- **DIRECTION**:
Print all of the lines exactly. Any picture among them stays out.

start DATA ENTRIES

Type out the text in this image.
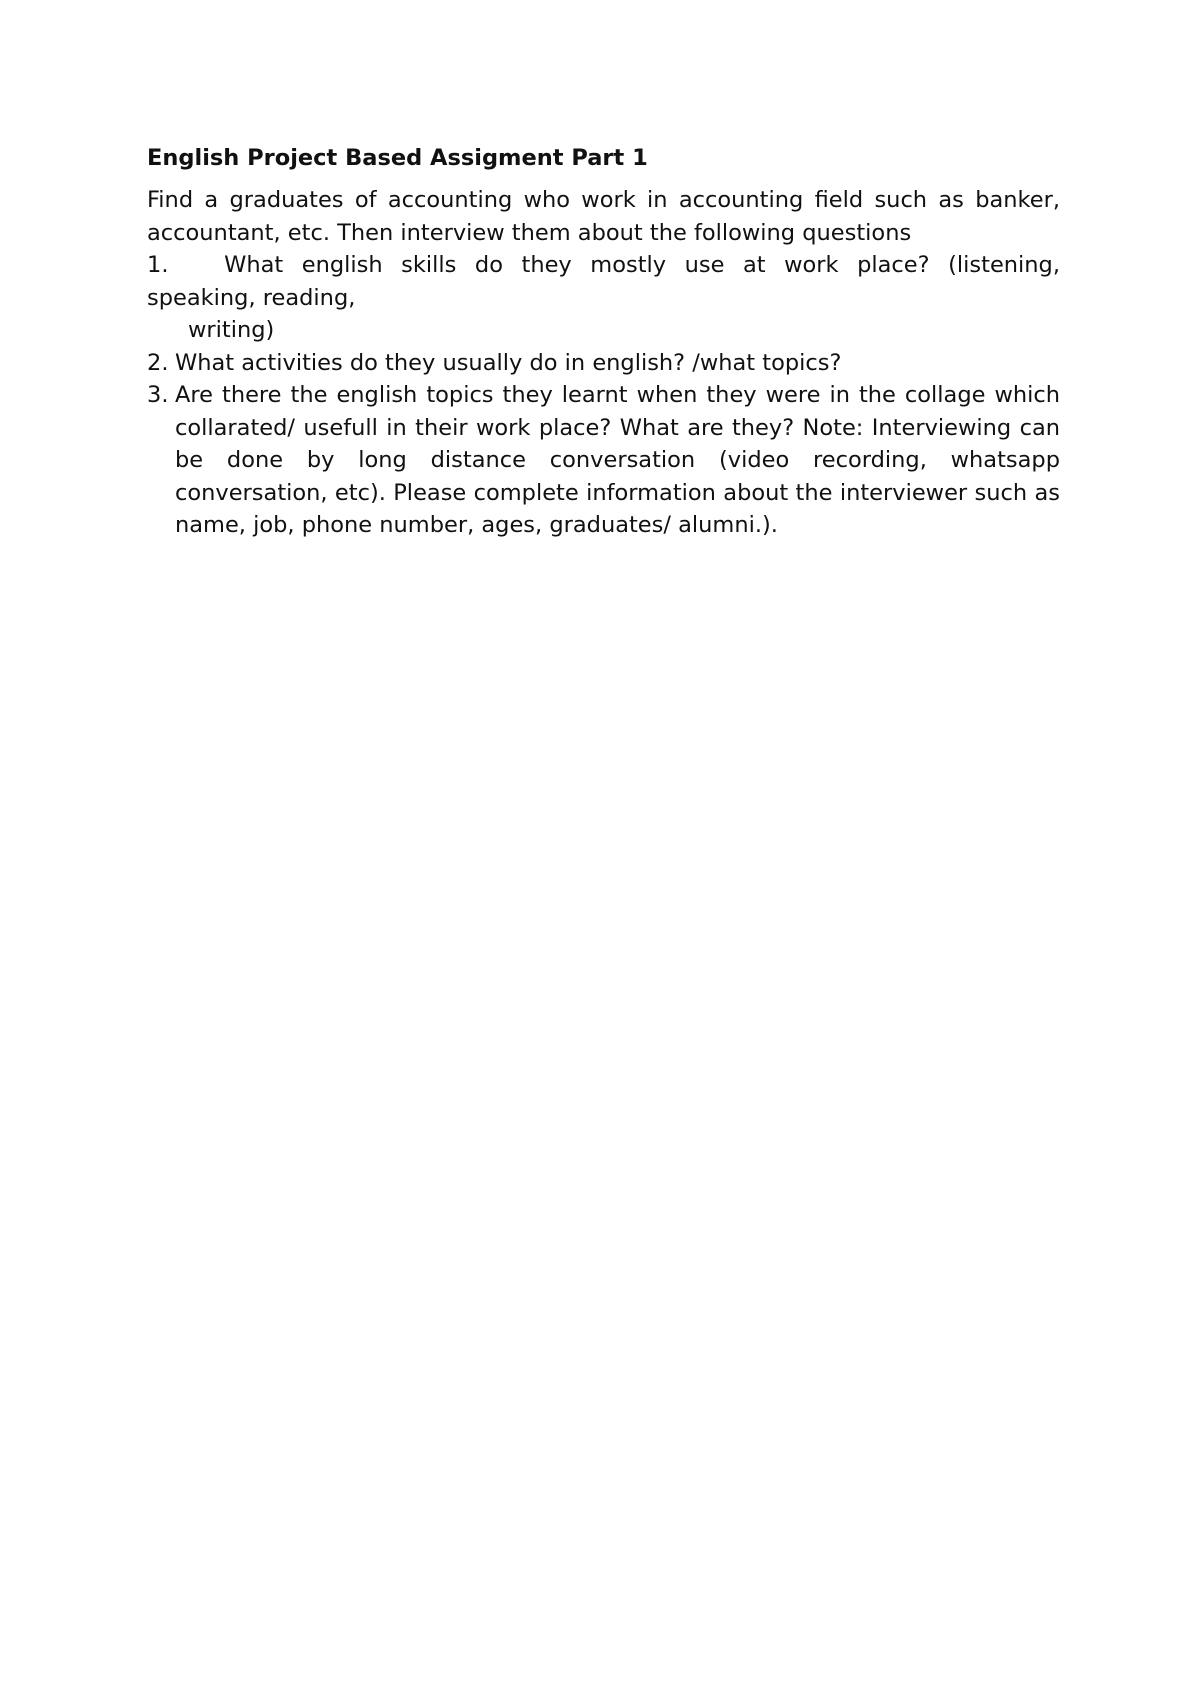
English Project Based Assigment Part 1

Find a graduates of accounting who work in accounting field such as banker, accountant, etc. Then interview them about the following questions

1. What english skills do they mostly use at work place? (listening,
speaking, reading,
writing)

2. What activities do they usually do in english? /what topics?

3. Are there the english topics they learnt when they were in the collage which collarated/ usefull in their work place? What are they? Note: Interviewing can be done by long distance conversation (video recording, whatsapp conversation, etc). Please complete information about the interviewer such as name, job, phone number, ages, graduates/ alumni.).
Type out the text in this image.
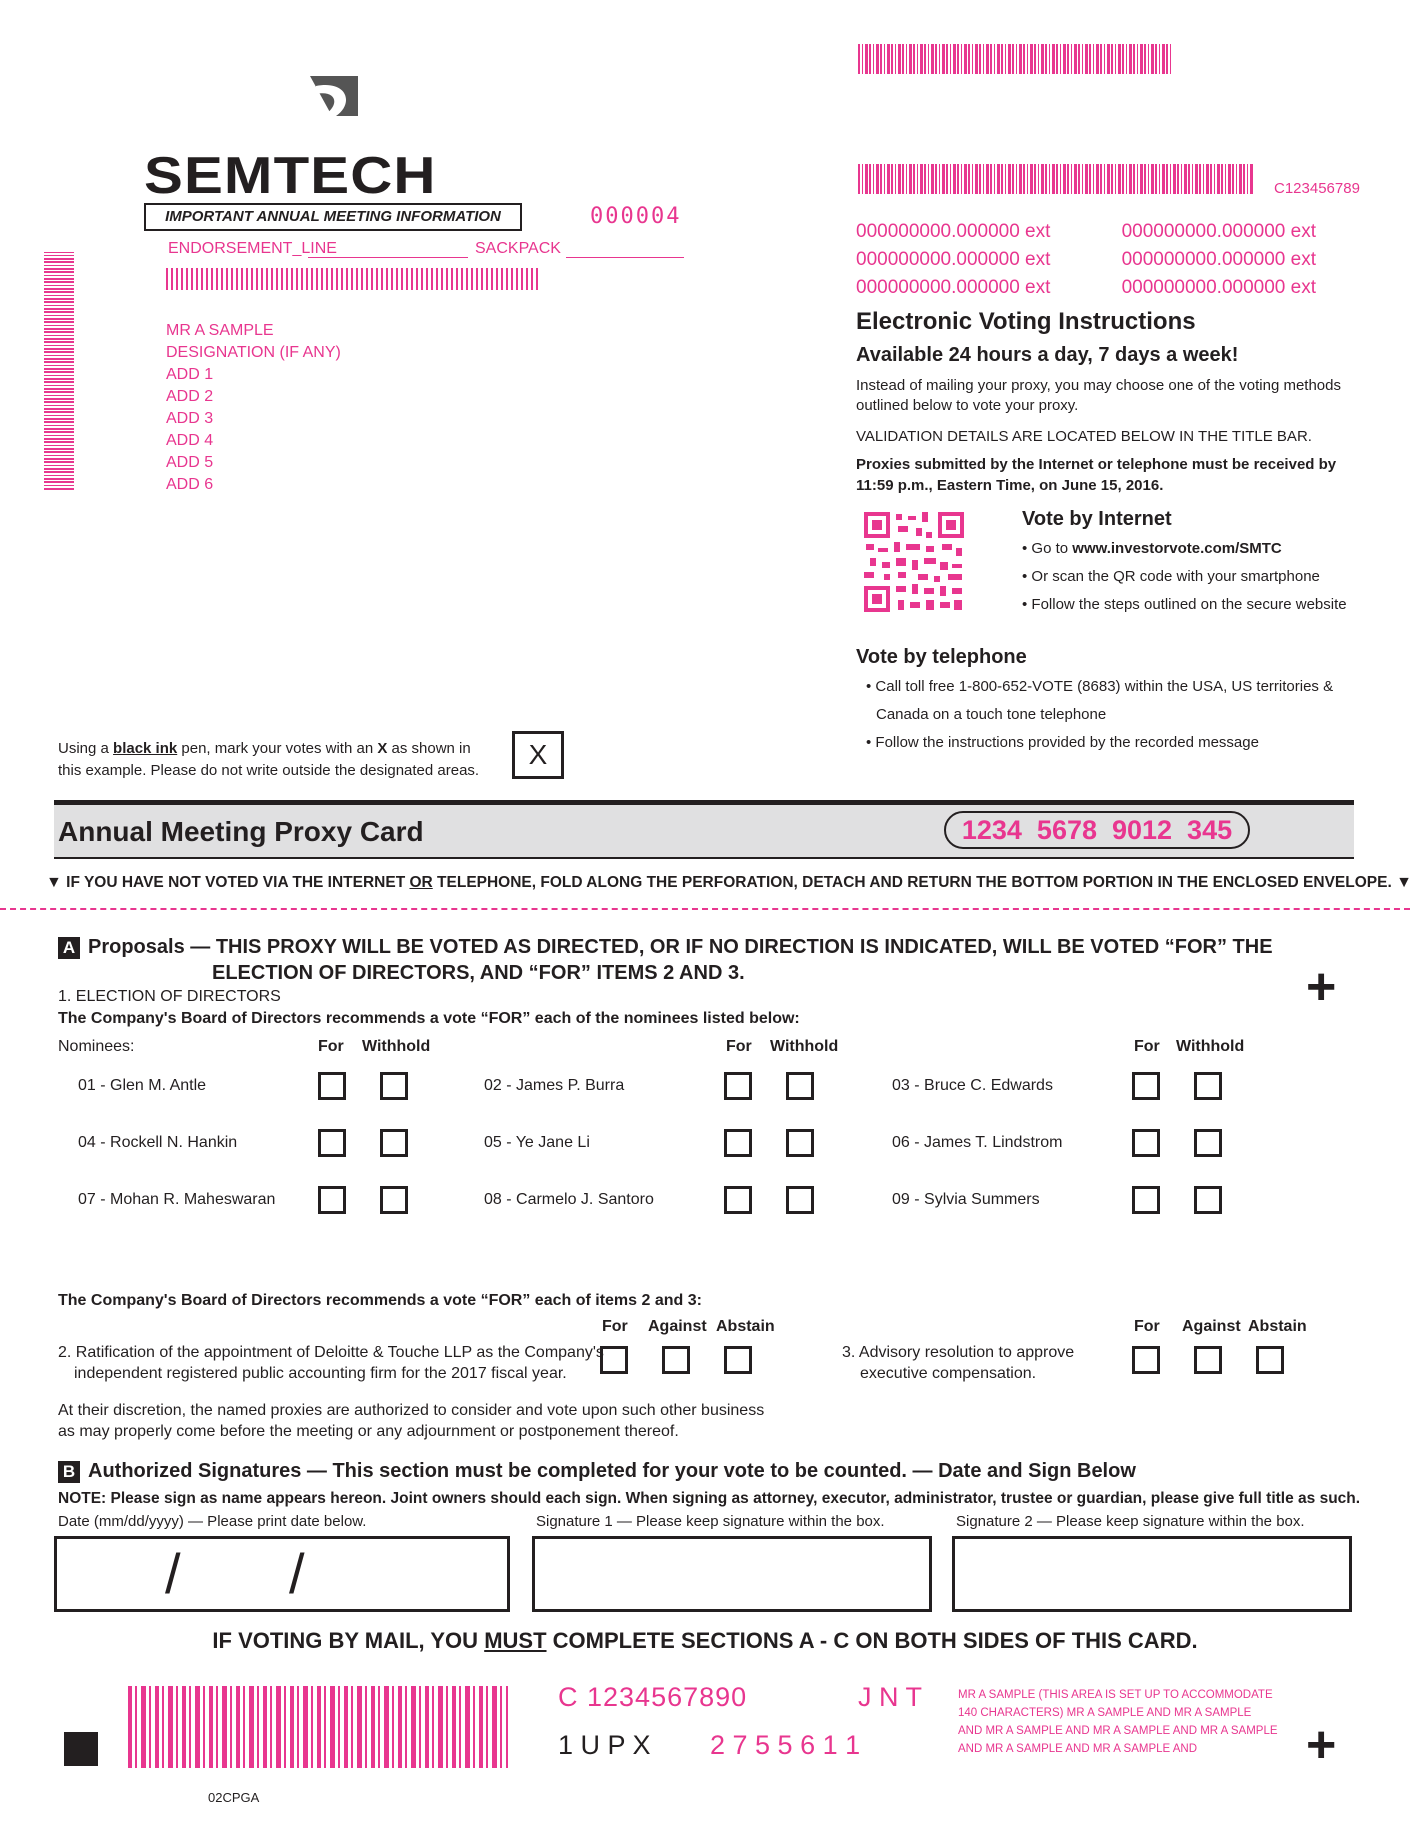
SEMTECH
IMPORTANT ANNUAL MEETING INFORMATION	000004
ENDORSEMENT_LINE	SACKPACK
MR A SAMPLE
DESIGNATION (IF ANY)
ADD 1
ADD 2
ADD 3
ADD 4
ADD 5
ADD 6
C123456789
000000000.000000 ext	000000000.000000 ext
000000000.000000 ext	000000000.000000 ext
000000000.000000 ext	000000000.000000 ext
Electronic Voting Instructions
Available 24 hours a day, 7 days a week!
Instead of mailing your proxy, you may choose one of the voting methods outlined below to vote your proxy.
VALIDATION DETAILS ARE LOCATED BELOW IN THE TITLE BAR.
Proxies submitted by the Internet or telephone must be received by 11:59 p.m., Eastern Time, on June 15, 2016.
Vote by Internet
• Go to www.investorvote.com/SMTC
• Or scan the QR code with your smartphone
• Follow the steps outlined on the secure website
Vote by telephone
• Call toll free 1-800-652-VOTE (8683) within the USA, US territories &
Canada on a touch tone telephone
• Follow the instructions provided by the recorded message
Using a black ink pen, mark your votes with an X as shown in
this example. Please do not write outside the designated areas.
X
Annual Meeting Proxy Card	1234  5678  9012  345
▼ IF YOU HAVE NOT VOTED VIA THE INTERNET OR TELEPHONE, FOLD ALONG THE PERFORATION, DETACH AND RETURN THE BOTTOM PORTION IN THE ENCLOSED ENVELOPE. ▼
A Proposals — THIS PROXY WILL BE VOTED AS DIRECTED, OR IF NO DIRECTION IS INDICATED, WILL BE VOTED “FOR” THE
ELECTION OF DIRECTORS, AND “FOR” ITEMS 2 AND 3.	+
1. ELECTION OF DIRECTORS
The Company's Board of Directors recommends a vote “FOR” each of the nominees listed below:
Nominees:	For Withhold	For Withhold	For Withhold
01 - Glen M. Antle	02 - James P. Burra	03 - Bruce C. Edwards
04 - Rockell N. Hankin	05 - Ye Jane Li	06 - James T. Lindstrom
07 - Mohan R. Maheswaran	08 - Carmelo J. Santoro	09 - Sylvia Summers
The Company's Board of Directors recommends a vote “FOR” each of items 2 and 3:
For Against Abstain
2. Ratification of the appointment of Deloitte & Touche LLP as the Company's
independent registered public accounting firm for the 2017 fiscal year.
For Against Abstain
3. Advisory resolution to approve
executive compensation.
At their discretion, the named proxies are authorized to consider and vote upon such other business
as may properly come before the meeting or any adjournment or postponement thereof.
B Authorized Signatures — This section must be completed for your vote to be counted. — Date and Sign Below
NOTE: Please sign as name appears hereon. Joint owners should each sign. When signing as attorney, executor, administrator, trustee or guardian, please give full title as such.
Date (mm/dd/yyyy) — Please print date below.	Signature 1 — Please keep signature within the box.	Signature 2 — Please keep signature within the box.
/ /
IF VOTING BY MAIL, YOU MUST COMPLETE SECTIONS A - C ON BOTH SIDES OF THIS CARD.
02CPGA
C 1234567890	J N T
1 U P X 2 7 5 5 6 1 1
MR A SAMPLE (THIS AREA IS SET UP TO ACCOMMODATE 140 CHARACTERS) MR A SAMPLE AND MR A SAMPLE AND MR A SAMPLE AND MR A SAMPLE AND MR A SAMPLE AND MR A SAMPLE AND MR A SAMPLE AND	+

end DATA ENTRIES

- **EXERCISE SOLUTION**:
Type out the text in this image.
English Project Based Assigment Part 1

Find a graduates of accounting who work in accounting field such as banker, accountant, etc. Then interview them about the following questions

1. What english skills do they mostly use at work place? (listening,
speaking, reading,
writing)

2. What activities do they usually do in english? /what topics?

3. Are there the english topics they learnt when they were in the collage which collarated/ usefull in their work place? What are they? Note: Interviewing can be done by long distance conversation (video recording, whatsapp conversation, etc). Please complete information about the interviewer such as name, job, phone number, ages, graduates/ alumni.).
Type out the text in this image.
SEMTECH
IMPORTANT ANNUAL MEETING INFORMATION	000004
ENDORSEMENT_LINE	SACKPACK
MR A SAMPLE
DESIGNATION (IF ANY)
ADD 1
ADD 2
ADD 3
ADD 4
ADD 5
ADD 6
C123456789
000000000.000000 ext	000000000.000000 ext
000000000.000000 ext	000000000.000000 ext
000000000.000000 ext	000000000.000000 ext
Electronic Voting Instructions
Available 24 hours a day, 7 days a week!
Instead of mailing your proxy, you may choose one of the voting methods outlined below to vote your proxy.
VALIDATION DETAILS ARE LOCATED BELOW IN THE TITLE BAR.
Proxies submitted by the Internet or telephone must be received by 11:59 p.m., Eastern Time, on June 15, 2016.
Vote by Internet
• Go to www.investorvote.com/SMTC
• Or scan the QR code with your smartphone
• Follow the steps outlined on the secure website
Vote by telephone
• Call toll free 1-800-652-VOTE (8683) within the USA, US territories &
Canada on a touch tone telephone
• Follow the instructions provided by the recorded message
Using a black ink pen, mark your votes with an X as shown in
this example. Please do not write outside the designated areas.
X
Annual Meeting Proxy Card	1234  5678  9012  345
▼ IF YOU HAVE NOT VOTED VIA THE INTERNET OR TELEPHONE, FOLD ALONG THE PERFORATION, DETACH AND RETURN THE BOTTOM PORTION IN THE ENCLOSED ENVELOPE. ▼
A Proposals — THIS PROXY WILL BE VOTED AS DIRECTED, OR IF NO DIRECTION IS INDICATED, WILL BE VOTED “FOR” THE
ELECTION OF DIRECTORS, AND “FOR” ITEMS 2 AND 3.	+
1. ELECTION OF DIRECTORS
The Company's Board of Directors recommends a vote “FOR” each of the nominees listed below:
Nominees:	For Withhold	For Withhold	For Withhold
01 - Glen M. Antle	02 - James P. Burra	03 - Bruce C. Edwards
04 - Rockell N. Hankin	05 - Ye Jane Li	06 - James T. Lindstrom
07 - Mohan R. Maheswaran	08 - Carmelo J. Santoro	09 - Sylvia Summers
The Company's Board of Directors recommends a vote “FOR” each of items 2 and 3:
For Against Abstain
2. Ratification of the appointment of Deloitte & Touche LLP as the Company's
independent registered public accounting firm for the 2017 fiscal year.
For Against Abstain
3. Advisory resolution to approve
executive compensation.
At their discretion, the named proxies are authorized to consider and vote upon such other business
as may properly come before the meeting or any adjournment or postponement thereof.
B Authorized Signatures — This section must be completed for your vote to be counted. — Date and Sign Below
NOTE: Please sign as name appears hereon. Joint owners should each sign. When signing as attorney, executor, administrator, trustee or guardian, please give full title as such.
Date (mm/dd/yyyy) — Please print date below.	Signature 1 — Please keep signature within the box.	Signature 2 — Please keep signature within the box.
/ /
IF VOTING BY MAIL, YOU MUST COMPLETE SECTIONS A - C ON BOTH SIDES OF THIS CARD.
02CPGA
C 1234567890	J N T
1 U P X 2 7 5 5 6 1 1
MR A SAMPLE (THIS AREA IS SET UP TO ACCOMMODATE 140 CHARACTERS) MR A SAMPLE AND MR A SAMPLE AND MR A SAMPLE AND MR A SAMPLE AND MR A SAMPLE AND MR A SAMPLE AND MR A SAMPLE AND	+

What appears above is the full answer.